§ **WHAT IS REQUIRED**
Identify the lines that contain the string "clay" and copy all of them.
--- Start of PROVIDED INFORMATION ---
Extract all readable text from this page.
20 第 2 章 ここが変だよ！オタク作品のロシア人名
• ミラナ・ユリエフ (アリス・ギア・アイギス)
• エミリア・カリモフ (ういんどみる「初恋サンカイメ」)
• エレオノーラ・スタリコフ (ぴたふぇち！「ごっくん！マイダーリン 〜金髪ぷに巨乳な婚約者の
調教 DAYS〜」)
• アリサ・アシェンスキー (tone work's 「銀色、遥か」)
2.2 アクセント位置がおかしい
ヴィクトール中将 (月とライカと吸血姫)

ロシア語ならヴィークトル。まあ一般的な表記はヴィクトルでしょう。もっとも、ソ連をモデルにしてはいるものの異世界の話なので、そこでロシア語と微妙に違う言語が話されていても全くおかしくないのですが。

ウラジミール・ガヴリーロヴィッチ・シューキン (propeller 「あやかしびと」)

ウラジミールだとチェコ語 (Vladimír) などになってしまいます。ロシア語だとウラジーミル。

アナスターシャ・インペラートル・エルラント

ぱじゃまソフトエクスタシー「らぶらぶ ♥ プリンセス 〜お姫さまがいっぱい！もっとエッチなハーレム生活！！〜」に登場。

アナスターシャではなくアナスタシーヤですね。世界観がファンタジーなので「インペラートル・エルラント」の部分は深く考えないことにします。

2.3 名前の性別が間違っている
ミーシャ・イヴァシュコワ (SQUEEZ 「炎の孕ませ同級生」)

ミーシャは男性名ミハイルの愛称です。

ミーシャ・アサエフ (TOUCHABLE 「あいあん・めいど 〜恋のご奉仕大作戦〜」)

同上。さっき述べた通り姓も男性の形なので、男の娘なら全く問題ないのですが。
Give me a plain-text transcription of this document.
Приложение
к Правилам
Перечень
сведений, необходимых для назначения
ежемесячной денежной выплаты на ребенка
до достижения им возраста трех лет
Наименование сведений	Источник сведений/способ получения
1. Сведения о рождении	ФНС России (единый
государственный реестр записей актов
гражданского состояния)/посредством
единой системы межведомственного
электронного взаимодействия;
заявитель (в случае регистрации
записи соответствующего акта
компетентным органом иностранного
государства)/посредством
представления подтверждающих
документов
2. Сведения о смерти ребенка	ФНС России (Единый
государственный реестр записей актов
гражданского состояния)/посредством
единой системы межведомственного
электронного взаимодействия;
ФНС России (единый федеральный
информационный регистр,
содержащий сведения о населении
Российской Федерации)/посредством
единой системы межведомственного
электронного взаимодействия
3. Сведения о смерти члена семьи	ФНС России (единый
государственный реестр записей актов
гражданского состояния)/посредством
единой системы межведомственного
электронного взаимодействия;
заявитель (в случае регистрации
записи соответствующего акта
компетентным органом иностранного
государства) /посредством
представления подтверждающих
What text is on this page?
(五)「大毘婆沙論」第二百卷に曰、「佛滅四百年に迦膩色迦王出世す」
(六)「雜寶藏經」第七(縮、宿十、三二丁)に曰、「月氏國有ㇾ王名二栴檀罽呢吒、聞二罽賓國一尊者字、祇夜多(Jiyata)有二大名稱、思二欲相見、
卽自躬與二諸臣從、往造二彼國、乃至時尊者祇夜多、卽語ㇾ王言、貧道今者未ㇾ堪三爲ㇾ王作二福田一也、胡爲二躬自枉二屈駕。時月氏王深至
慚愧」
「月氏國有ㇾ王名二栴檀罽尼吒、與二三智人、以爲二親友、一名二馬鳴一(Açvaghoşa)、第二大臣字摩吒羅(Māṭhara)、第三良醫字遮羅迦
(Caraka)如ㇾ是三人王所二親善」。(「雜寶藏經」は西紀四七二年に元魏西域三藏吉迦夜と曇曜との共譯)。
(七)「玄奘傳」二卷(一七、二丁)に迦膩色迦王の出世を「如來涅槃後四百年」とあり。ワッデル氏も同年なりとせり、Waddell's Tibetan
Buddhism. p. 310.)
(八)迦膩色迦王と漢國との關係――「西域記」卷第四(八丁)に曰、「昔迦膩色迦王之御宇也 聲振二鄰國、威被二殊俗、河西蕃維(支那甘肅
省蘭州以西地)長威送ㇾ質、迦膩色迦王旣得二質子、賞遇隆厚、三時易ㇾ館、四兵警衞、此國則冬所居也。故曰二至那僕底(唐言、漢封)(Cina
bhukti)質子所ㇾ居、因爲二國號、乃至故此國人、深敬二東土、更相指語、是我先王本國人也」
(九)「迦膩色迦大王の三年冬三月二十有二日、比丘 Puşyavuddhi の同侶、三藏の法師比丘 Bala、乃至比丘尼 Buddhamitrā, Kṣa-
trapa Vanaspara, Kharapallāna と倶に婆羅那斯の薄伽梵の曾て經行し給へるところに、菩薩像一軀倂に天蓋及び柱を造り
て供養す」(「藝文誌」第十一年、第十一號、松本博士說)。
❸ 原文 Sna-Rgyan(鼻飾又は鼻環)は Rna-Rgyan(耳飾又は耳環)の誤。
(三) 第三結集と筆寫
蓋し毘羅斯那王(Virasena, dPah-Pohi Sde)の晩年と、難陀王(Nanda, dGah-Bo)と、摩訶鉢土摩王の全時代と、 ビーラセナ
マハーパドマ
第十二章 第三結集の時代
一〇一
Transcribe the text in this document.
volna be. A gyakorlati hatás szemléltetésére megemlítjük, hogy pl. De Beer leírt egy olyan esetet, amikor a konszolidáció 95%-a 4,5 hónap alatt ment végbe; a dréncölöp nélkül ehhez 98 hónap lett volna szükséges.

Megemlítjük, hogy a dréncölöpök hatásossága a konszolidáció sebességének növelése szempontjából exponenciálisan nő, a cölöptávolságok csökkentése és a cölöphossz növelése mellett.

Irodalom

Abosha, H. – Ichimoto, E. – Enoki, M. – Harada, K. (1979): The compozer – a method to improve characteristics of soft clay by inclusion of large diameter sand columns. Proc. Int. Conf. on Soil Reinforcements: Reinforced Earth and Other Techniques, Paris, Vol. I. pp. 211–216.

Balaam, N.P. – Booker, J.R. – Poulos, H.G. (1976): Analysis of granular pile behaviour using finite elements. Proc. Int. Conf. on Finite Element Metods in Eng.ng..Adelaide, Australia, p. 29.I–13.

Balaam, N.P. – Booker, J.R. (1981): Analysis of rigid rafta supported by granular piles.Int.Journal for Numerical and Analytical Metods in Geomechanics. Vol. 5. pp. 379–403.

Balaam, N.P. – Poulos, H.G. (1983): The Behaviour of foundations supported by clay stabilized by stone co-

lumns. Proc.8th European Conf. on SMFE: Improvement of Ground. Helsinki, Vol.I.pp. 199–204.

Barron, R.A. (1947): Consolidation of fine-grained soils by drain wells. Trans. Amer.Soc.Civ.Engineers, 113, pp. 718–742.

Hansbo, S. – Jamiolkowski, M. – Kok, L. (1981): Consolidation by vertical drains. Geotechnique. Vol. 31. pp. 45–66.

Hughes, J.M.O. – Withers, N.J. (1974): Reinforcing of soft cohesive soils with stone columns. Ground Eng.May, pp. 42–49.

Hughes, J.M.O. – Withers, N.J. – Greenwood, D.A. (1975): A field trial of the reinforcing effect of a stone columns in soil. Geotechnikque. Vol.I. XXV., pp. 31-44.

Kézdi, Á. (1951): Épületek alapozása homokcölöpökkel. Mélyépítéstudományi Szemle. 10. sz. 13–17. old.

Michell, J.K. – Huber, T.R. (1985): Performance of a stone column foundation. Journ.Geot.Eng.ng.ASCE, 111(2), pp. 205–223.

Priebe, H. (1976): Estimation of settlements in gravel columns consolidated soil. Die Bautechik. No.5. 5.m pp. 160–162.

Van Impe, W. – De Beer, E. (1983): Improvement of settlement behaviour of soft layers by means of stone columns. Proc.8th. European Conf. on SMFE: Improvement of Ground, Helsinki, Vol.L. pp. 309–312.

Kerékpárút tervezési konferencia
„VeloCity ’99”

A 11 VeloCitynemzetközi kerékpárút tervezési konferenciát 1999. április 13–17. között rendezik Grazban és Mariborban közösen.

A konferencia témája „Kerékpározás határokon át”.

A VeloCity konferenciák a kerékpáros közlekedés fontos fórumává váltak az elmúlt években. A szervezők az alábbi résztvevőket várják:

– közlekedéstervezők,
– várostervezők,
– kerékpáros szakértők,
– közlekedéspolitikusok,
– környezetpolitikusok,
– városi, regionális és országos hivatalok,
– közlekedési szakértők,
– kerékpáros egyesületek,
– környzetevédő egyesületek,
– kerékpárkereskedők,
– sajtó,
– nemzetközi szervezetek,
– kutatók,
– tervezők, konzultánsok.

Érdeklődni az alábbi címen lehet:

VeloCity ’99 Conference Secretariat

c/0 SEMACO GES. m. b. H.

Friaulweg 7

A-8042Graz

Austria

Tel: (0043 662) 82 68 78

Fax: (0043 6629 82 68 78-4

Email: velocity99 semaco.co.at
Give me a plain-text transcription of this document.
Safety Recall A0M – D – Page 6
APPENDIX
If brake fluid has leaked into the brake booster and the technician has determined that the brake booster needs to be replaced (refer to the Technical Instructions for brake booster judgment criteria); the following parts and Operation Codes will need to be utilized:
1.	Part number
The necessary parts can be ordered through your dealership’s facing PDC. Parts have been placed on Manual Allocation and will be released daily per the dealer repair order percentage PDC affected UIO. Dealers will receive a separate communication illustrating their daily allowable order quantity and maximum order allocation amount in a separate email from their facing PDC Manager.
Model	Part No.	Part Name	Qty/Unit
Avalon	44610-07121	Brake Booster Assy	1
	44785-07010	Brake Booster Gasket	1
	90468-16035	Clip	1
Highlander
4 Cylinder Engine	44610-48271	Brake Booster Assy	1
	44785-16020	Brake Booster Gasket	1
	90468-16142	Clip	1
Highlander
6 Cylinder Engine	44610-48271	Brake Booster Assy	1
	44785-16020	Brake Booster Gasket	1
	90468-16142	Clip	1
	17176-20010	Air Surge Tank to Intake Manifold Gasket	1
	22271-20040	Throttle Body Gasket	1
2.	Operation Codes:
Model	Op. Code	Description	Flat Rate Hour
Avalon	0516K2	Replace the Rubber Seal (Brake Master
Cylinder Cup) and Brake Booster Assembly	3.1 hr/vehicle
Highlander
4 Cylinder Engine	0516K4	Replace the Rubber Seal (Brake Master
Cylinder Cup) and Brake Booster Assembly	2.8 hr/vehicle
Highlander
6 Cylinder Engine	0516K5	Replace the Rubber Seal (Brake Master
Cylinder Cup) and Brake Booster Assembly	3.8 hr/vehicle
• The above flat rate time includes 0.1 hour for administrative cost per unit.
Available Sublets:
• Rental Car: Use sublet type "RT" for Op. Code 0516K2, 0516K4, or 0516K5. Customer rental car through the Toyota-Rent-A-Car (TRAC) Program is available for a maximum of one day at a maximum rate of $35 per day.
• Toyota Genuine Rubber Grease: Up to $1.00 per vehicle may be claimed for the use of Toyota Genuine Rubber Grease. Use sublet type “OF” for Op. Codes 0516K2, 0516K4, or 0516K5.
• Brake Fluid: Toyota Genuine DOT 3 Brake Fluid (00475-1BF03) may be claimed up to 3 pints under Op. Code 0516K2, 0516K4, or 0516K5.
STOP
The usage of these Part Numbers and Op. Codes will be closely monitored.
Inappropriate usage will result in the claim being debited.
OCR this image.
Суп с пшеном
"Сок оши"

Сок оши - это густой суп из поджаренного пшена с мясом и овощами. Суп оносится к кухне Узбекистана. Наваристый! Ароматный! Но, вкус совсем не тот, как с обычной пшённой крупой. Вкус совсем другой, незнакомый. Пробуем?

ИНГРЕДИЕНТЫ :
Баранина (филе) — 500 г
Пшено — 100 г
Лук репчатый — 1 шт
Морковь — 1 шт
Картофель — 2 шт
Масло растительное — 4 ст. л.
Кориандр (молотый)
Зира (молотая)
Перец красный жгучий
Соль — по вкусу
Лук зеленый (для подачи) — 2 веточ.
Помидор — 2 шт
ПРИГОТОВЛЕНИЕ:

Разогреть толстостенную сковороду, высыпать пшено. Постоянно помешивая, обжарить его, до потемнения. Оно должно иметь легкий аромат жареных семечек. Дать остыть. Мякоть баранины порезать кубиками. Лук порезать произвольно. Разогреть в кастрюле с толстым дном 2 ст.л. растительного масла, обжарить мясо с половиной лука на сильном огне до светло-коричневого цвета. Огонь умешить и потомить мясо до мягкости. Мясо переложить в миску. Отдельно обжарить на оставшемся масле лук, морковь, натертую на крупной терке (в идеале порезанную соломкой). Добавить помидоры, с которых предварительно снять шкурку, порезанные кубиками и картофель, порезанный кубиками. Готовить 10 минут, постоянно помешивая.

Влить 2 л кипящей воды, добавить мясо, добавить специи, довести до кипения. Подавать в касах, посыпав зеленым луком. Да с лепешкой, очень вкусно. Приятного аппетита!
--- End of PROVIDED INFORMATION ---
§ **IN RESPONSE**
Abosha, H. – Ichimoto, E. – Enoki, M. – Harada, K. (1979): The compozer – a method to improve characteristics of soft clay by inclusion of large diameter sand columns. Proc. Int. Conf. on Soil Reinforcements: Reinforced Earth and Other Techniques, Paris, Vol. I. pp. 211–216.
Balaam, N.P. – Poulos, H.G. (1983): The Behaviour of foundations supported by clay stabilized by stone co-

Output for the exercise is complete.